**EXERCISE PROMPT**
Copy all the material that follows, keeping every character the same.
※ ※ ※
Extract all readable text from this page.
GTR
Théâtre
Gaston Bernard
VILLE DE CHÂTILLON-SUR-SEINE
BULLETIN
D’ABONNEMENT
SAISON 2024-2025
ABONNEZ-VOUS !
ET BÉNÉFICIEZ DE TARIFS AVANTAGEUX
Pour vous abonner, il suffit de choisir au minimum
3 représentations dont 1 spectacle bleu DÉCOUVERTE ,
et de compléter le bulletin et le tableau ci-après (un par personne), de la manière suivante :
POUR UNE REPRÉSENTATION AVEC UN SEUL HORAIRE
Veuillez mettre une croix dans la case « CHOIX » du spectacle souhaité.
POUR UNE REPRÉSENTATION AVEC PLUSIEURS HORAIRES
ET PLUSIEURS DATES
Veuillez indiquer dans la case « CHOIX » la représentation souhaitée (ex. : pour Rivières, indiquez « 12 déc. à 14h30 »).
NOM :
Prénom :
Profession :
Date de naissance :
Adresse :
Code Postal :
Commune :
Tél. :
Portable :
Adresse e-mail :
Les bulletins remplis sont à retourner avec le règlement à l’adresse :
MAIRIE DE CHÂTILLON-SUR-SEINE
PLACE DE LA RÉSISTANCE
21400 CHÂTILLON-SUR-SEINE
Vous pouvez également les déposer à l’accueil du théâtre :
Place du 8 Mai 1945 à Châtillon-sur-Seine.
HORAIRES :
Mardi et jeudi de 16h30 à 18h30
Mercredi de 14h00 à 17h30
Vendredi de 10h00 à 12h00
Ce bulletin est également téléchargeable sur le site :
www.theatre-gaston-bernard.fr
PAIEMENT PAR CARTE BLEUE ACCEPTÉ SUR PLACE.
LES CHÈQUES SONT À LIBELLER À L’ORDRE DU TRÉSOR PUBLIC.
※ ※ ※
**SOLUTION TO THIS PROBLEM**
Extract all readable text from this page.
GTR
Théâtre
Gaston Bernard
VILLE DE CHÂTILLON-SUR-SEINE
BULLETIN
D’ABONNEMENT
SAISON 2024-2025
ABONNEZ-VOUS !
ET BÉNÉFICIEZ DE TARIFS AVANTAGEUX
Pour vous abonner, il suffit de choisir au minimum
3 représentations dont 1 spectacle bleu DÉCOUVERTE ,
et de compléter le bulletin et le tableau ci-après (un par personne), de la manière suivante :
POUR UNE REPRÉSENTATION AVEC UN SEUL HORAIRE
Veuillez mettre une croix dans la case « CHOIX » du spectacle souhaité.
POUR UNE REPRÉSENTATION AVEC PLUSIEURS HORAIRES
ET PLUSIEURS DATES
Veuillez indiquer dans la case « CHOIX » la représentation souhaitée (ex. : pour Rivières, indiquez « 12 déc. à 14h30 »).
NOM :
Prénom :
Profession :
Date de naissance :
Adresse :
Code Postal :
Commune :
Tél. :
Portable :
Adresse e-mail :
Les bulletins remplis sont à retourner avec le règlement à l’adresse :
MAIRIE DE CHÂTILLON-SUR-SEINE
PLACE DE LA RÉSISTANCE
21400 CHÂTILLON-SUR-SEINE
Vous pouvez également les déposer à l’accueil du théâtre :
Place du 8 Mai 1945 à Châtillon-sur-Seine.
HORAIRES :
Mardi et jeudi de 16h30 à 18h30
Mercredi de 14h00 à 17h30
Vendredi de 10h00 à 12h00
Ce bulletin est également téléchargeable sur le site :
www.theatre-gaston-bernard.fr
PAIEMENT PAR CARTE BLEUE ACCEPTÉ SUR PLACE.
LES CHÈQUES SONT À LIBELLER À L’ORDRE DU TRÉSOR PUBLIC.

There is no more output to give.